§ Directions
Transcribe the passage of the page text on the cyber workforce strategy, starting at "The NCWES aims" and ending at "in the field.".

§ Page text

* * * * *

– The Biden-Harris Administration unveiled the National Cyber Workforce and Education Strategy (NCWES), aimed at reducing cyber workforce gaps and empowering individuals to enter the cyber workforce. The NCWES follows the release of the National Cybersecurity Strategy (NCS), issued in March, which outlined a plan for addressing cyber threats, defending critical infrastructure, and investing in a resilient cyber future.
As previously reported, the effects of the cybersecurity workforce shortage have impacted health care along with other sectors. Workforce shortages can result in employee burnout and may allow cyber threats to slip through the cracks, endangering patient data and operations.
The NCWES aims to tackle these risks by investing in cyber education and strengthening the workforce via federal collaboration and public-private partnerships. The strategy is divided into four pillars: equip every American with foundational cyber skills, transform cyber education, expand and enhance the national cyber workforce, and strengthen the federal cyber workforce.
In addition, the strategy placed an emphasis on increasing diversity and inclusion in the cybersecurity field and empowering individuals from underrepresented communities to pursue careers in the field.

* * * * *

(Items from a data source)
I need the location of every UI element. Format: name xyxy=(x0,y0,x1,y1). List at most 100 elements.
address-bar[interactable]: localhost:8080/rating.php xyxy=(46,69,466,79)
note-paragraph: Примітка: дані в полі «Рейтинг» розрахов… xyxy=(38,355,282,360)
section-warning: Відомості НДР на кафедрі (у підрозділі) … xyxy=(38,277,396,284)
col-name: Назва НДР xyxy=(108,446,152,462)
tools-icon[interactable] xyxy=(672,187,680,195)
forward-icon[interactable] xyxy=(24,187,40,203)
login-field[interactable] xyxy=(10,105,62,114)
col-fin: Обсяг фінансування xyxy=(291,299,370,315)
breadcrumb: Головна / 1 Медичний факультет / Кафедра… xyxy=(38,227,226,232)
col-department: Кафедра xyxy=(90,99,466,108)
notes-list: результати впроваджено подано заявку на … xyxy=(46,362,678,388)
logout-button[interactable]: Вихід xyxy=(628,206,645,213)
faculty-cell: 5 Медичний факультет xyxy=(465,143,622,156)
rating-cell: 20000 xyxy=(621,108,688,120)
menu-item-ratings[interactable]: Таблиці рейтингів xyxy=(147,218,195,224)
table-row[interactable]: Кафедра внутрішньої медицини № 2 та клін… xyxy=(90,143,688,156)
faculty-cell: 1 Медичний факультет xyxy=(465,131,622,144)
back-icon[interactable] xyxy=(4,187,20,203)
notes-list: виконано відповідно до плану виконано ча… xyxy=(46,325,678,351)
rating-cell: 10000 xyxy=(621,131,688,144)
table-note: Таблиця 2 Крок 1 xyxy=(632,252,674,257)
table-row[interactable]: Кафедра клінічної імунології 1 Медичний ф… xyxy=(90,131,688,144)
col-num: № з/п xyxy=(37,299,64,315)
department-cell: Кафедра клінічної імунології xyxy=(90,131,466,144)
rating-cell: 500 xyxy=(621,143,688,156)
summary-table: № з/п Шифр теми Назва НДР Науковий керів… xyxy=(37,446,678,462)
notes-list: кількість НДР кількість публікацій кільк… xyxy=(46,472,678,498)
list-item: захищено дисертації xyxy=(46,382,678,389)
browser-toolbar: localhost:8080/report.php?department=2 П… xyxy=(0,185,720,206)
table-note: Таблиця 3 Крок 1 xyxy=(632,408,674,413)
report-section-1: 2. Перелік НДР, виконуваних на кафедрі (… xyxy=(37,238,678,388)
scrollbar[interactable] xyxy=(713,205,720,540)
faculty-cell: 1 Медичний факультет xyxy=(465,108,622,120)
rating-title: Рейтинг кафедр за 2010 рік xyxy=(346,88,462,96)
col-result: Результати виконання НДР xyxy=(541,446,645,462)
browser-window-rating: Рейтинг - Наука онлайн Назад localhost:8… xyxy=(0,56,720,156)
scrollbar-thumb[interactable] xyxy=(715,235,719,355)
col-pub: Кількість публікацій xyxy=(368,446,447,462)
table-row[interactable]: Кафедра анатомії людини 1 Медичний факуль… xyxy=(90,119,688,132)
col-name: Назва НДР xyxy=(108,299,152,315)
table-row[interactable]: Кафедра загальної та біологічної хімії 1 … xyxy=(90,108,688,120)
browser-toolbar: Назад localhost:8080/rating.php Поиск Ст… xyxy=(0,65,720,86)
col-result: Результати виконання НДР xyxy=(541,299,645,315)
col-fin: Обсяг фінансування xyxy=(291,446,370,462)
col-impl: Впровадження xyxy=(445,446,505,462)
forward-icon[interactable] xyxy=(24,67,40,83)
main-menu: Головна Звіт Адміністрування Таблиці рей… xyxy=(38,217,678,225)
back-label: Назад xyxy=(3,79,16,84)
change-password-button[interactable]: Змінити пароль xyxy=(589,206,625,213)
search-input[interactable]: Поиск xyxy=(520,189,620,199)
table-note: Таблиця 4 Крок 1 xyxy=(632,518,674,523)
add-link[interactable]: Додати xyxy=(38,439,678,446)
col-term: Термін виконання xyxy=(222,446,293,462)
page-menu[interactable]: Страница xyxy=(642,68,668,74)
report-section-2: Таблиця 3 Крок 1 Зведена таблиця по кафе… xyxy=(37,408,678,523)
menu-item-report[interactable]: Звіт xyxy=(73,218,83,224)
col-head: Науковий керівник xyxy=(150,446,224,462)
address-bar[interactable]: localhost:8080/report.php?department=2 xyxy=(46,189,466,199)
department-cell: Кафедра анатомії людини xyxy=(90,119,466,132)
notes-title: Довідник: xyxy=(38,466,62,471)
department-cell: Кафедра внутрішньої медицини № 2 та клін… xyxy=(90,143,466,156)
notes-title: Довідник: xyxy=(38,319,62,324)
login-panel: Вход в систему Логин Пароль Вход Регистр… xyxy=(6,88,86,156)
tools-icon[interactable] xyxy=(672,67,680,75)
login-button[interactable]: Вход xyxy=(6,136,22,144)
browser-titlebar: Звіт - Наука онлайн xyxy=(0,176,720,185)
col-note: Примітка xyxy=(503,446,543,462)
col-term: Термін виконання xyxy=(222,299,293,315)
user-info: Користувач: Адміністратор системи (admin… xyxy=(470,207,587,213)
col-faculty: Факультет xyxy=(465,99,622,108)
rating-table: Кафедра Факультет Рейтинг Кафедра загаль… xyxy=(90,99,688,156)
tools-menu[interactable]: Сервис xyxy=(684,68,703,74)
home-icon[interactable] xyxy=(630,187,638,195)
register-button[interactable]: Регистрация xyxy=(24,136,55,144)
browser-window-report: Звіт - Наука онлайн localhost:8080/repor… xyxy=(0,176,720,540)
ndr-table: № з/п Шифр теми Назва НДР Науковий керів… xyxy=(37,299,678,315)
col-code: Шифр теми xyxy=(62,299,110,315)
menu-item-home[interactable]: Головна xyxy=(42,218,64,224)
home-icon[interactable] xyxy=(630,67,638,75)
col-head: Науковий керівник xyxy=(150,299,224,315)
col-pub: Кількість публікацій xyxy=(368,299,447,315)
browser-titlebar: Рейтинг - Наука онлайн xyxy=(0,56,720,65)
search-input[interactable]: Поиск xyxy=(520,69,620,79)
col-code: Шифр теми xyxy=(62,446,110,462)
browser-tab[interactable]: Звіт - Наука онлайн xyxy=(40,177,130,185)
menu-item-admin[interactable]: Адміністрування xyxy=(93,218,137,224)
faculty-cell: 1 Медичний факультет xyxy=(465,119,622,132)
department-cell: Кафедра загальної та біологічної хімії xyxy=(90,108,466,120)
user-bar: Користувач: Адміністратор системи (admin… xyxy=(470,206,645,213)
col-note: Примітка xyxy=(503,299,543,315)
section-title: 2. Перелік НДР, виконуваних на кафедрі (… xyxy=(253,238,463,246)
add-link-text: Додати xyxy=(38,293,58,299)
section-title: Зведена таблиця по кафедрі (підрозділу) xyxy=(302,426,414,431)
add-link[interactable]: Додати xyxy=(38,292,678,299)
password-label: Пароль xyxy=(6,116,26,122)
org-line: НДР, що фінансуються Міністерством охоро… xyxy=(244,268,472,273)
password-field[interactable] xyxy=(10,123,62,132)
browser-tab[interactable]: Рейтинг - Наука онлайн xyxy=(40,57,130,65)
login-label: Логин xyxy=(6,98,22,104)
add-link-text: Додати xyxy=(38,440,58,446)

* * * * *

§ Response to the exercise
The NCWES aims to tackle these risks by investing in cyber education and strengthening the workforce via federal collaboration and public-private partnerships. The strategy is divided into four pillars: equip every American with foundational cyber skills, transform cyber education, expand and enhance the national cyber workforce, and strengthen the federal cyber workforce.
In addition, the strategy placed an emphasis on increasing diversity and inclusion in the cybersecurity field and empowering individuals from underrepresented communities to pursue careers in the field.